*Task details*:
Return every line of the material exactly.

*Records from a data source*:

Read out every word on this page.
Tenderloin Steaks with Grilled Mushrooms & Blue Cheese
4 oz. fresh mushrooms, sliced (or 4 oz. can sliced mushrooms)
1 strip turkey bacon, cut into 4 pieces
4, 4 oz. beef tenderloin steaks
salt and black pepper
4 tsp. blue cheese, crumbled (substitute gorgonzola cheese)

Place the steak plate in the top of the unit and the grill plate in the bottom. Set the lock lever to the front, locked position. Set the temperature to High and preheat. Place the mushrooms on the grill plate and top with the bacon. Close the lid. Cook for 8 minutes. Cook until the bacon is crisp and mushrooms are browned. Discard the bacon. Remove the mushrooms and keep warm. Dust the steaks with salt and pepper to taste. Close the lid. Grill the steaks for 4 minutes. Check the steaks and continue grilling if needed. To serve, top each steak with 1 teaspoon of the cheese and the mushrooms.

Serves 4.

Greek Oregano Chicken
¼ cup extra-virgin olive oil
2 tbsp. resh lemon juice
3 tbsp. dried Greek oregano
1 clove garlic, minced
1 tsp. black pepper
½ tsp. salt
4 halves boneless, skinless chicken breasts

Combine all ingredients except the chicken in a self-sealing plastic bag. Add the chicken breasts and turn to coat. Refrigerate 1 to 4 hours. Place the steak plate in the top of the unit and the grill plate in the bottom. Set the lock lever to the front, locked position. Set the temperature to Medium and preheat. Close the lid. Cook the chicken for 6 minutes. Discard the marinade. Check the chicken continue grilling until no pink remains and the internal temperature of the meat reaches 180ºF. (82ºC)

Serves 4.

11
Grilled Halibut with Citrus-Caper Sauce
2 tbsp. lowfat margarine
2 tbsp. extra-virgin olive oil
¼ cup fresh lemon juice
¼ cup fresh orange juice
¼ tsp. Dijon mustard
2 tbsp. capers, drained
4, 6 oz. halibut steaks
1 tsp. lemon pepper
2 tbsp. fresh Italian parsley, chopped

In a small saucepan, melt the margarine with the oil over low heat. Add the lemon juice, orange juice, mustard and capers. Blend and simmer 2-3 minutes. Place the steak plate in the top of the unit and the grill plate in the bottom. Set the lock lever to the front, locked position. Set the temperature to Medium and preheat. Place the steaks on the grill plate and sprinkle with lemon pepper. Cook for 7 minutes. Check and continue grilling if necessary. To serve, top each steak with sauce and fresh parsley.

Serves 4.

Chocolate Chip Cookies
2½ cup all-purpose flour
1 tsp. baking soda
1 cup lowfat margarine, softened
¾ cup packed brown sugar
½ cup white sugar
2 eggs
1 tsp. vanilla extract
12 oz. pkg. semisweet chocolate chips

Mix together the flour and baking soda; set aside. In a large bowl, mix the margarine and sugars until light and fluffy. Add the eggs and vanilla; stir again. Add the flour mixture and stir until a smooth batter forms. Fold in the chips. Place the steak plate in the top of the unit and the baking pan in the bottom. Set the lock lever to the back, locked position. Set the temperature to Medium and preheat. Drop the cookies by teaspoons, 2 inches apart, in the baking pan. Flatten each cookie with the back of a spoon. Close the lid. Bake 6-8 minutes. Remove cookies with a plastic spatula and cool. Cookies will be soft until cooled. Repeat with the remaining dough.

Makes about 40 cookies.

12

*Worked answer*:
Read out every word on this page.
Tenderloin Steaks with Grilled Mushrooms & Blue Cheese
4 oz. fresh mushrooms, sliced (or 4 oz. can sliced mushrooms)
1 strip turkey bacon, cut into 4 pieces
4, 4 oz. beef tenderloin steaks
salt and black pepper
4 tsp. blue cheese, crumbled (substitute gorgonzola cheese)

Place the steak plate in the top of the unit and the grill plate in the bottom. Set the lock lever to the front, locked position. Set the temperature to High and preheat. Place the mushrooms on the grill plate and top with the bacon. Close the lid. Cook for 8 minutes. Cook until the bacon is crisp and mushrooms are browned. Discard the bacon. Remove the mushrooms and keep warm. Dust the steaks with salt and pepper to taste. Close the lid. Grill the steaks for 4 minutes. Check the steaks and continue grilling if needed. To serve, top each steak with 1 teaspoon of the cheese and the mushrooms.

Serves 4.

Greek Oregano Chicken
¼ cup extra-virgin olive oil
2 tbsp. resh lemon juice
3 tbsp. dried Greek oregano
1 clove garlic, minced
1 tsp. black pepper
½ tsp. salt
4 halves boneless, skinless chicken breasts

Combine all ingredients except the chicken in a self-sealing plastic bag. Add the chicken breasts and turn to coat. Refrigerate 1 to 4 hours. Place the steak plate in the top of the unit and the grill plate in the bottom. Set the lock lever to the front, locked position. Set the temperature to Medium and preheat. Close the lid. Cook the chicken for 6 minutes. Discard the marinade. Check the chicken continue grilling until no pink remains and the internal temperature of the meat reaches 180ºF. (82ºC)

Serves 4.

11
Grilled Halibut with Citrus-Caper Sauce
2 tbsp. lowfat margarine
2 tbsp. extra-virgin olive oil
¼ cup fresh lemon juice
¼ cup fresh orange juice
¼ tsp. Dijon mustard
2 tbsp. capers, drained
4, 6 oz. halibut steaks
1 tsp. lemon pepper
2 tbsp. fresh Italian parsley, chopped

In a small saucepan, melt the margarine with the oil over low heat. Add the lemon juice, orange juice, mustard and capers. Blend and simmer 2-3 minutes. Place the steak plate in the top of the unit and the grill plate in the bottom. Set the lock lever to the front, locked position. Set the temperature to Medium and preheat. Place the steaks on the grill plate and sprinkle with lemon pepper. Cook for 7 minutes. Check and continue grilling if necessary. To serve, top each steak with sauce and fresh parsley.

Serves 4.

Chocolate Chip Cookies
2½ cup all-purpose flour
1 tsp. baking soda
1 cup lowfat margarine, softened
¾ cup packed brown sugar
½ cup white sugar
2 eggs
1 tsp. vanilla extract
12 oz. pkg. semisweet chocolate chips

Mix together the flour and baking soda; set aside. In a large bowl, mix the margarine and sugars until light and fluffy. Add the eggs and vanilla; stir again. Add the flour mixture and stir until a smooth batter forms. Fold in the chips. Place the steak plate in the top of the unit and the baking pan in the bottom. Set the lock lever to the back, locked position. Set the temperature to Medium and preheat. Drop the cookies by teaspoons, 2 inches apart, in the baking pan. Flatten each cookie with the back of a spoon. Close the lid. Bake 6-8 minutes. Remove cookies with a plastic spatula and cool. Cookies will be soft until cooled. Repeat with the remaining dough.

Makes about 40 cookies.

12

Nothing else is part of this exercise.